- The problem -
Identify all lines of the data containing the string "College" and copy them.

- Data entries -
_ _ _ _ _ _ _

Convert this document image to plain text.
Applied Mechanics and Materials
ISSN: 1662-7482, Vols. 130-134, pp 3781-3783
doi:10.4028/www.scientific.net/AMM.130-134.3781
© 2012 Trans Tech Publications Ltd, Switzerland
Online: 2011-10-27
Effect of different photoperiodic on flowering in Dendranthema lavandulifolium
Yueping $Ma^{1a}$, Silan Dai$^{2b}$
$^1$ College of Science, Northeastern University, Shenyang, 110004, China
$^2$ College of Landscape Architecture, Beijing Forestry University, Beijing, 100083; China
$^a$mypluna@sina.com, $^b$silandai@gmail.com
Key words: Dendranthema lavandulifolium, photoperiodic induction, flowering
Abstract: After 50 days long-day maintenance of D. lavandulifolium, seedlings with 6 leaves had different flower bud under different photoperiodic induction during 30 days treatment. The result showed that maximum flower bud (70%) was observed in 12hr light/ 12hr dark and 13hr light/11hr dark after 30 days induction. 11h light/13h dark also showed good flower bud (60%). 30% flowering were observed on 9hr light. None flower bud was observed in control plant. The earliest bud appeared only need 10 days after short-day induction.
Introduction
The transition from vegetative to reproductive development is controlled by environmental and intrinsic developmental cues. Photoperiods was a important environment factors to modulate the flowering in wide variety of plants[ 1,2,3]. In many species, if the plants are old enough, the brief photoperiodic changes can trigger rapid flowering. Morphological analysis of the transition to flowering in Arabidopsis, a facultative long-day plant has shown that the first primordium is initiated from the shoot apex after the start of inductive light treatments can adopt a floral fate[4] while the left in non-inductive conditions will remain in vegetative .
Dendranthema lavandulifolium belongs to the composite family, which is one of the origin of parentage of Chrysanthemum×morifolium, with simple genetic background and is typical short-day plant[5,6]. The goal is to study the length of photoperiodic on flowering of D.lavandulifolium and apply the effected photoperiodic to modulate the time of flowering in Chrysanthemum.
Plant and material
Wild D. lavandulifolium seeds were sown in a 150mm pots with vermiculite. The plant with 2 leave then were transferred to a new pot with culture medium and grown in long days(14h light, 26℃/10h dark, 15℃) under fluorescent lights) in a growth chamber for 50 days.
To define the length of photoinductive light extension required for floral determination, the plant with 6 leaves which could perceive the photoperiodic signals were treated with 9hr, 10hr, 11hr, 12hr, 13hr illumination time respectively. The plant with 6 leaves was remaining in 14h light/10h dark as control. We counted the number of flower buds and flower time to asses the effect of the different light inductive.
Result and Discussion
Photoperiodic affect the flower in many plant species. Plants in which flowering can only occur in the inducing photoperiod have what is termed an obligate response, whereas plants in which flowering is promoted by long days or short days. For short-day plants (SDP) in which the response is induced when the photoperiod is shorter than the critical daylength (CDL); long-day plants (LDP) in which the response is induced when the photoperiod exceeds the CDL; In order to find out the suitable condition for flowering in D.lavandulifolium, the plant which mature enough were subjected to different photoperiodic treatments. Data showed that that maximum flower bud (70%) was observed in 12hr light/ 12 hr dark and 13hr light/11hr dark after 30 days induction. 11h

_ _ _ _ _ _ _

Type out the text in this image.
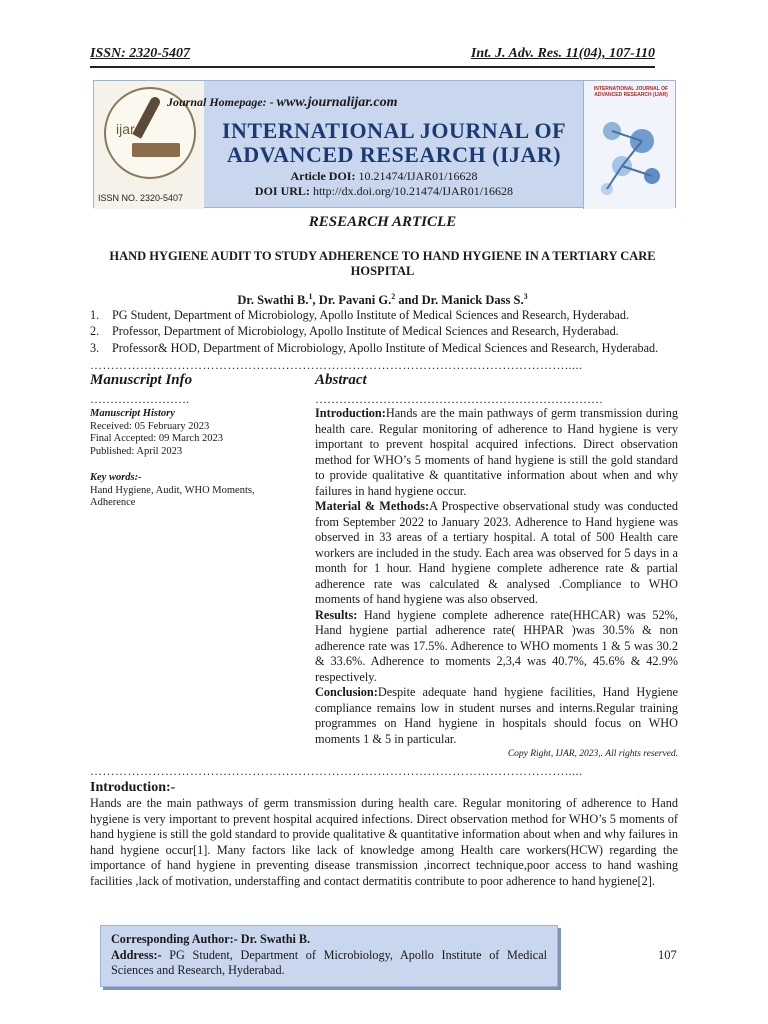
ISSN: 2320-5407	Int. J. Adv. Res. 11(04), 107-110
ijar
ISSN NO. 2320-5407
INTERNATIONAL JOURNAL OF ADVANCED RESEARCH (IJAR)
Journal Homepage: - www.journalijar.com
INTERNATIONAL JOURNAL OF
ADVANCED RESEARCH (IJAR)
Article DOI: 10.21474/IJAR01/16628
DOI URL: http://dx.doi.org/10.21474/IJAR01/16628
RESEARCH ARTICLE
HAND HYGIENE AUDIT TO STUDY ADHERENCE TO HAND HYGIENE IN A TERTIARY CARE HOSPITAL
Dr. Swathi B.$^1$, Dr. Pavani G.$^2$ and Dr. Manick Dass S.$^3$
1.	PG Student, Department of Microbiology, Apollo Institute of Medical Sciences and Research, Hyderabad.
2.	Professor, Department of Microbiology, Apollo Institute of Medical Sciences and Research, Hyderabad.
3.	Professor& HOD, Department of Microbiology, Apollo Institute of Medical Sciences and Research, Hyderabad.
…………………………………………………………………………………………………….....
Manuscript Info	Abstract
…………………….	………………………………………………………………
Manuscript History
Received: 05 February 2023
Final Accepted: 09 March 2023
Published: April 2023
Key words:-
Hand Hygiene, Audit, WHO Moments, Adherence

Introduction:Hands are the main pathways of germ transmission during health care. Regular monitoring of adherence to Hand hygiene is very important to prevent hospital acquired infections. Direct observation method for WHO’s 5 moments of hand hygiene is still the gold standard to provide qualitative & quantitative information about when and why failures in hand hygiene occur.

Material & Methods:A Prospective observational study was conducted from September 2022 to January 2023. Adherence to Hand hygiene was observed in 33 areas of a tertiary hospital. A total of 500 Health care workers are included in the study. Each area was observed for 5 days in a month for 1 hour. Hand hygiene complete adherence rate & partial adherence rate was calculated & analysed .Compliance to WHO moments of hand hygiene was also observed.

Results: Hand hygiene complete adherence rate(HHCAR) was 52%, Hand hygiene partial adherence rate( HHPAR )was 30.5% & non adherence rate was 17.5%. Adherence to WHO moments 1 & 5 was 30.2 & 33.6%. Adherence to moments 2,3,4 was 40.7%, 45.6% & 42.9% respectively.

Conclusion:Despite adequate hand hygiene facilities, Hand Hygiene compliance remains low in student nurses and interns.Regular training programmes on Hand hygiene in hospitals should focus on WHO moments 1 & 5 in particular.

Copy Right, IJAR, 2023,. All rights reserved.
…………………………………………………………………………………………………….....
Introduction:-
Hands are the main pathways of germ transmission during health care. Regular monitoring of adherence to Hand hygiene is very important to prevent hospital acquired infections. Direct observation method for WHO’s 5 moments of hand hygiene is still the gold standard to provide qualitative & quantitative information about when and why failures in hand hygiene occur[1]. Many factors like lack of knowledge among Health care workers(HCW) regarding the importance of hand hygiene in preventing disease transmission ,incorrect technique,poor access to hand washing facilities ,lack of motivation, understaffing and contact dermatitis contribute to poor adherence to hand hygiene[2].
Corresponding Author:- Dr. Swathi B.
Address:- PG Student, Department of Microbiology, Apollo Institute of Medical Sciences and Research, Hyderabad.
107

_ _ _ _ _ _ _

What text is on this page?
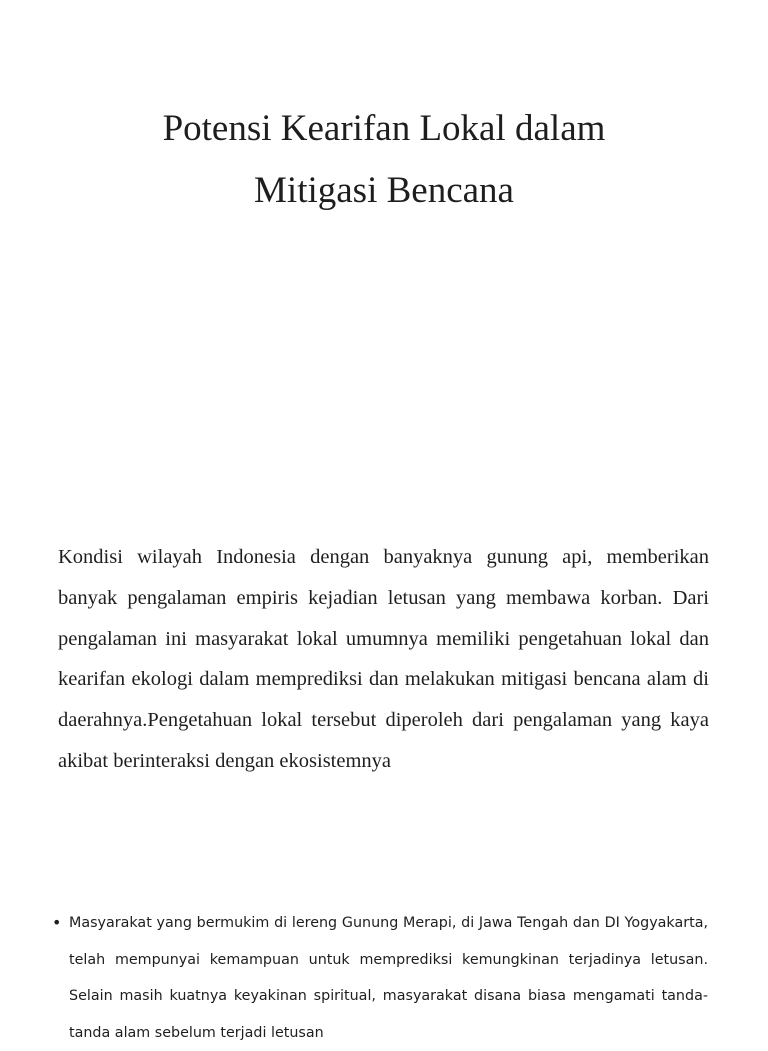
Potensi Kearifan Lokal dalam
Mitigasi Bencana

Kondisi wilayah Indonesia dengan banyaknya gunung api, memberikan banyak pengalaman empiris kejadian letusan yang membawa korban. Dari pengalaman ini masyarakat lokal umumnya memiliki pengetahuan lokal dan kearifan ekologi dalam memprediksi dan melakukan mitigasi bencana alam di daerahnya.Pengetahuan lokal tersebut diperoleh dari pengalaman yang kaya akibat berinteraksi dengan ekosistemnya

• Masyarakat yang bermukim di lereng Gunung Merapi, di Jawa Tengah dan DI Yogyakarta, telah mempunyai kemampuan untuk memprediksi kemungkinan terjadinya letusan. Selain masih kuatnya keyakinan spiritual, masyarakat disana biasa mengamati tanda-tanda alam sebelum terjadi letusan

_ _ _ _ _ _ _

- Result for this exercise -
$^1$ College of Science, Northeastern University, Shenyang, 110004, China
$^2$ College of Landscape Architecture, Beijing Forestry University, Beijing, 100083; China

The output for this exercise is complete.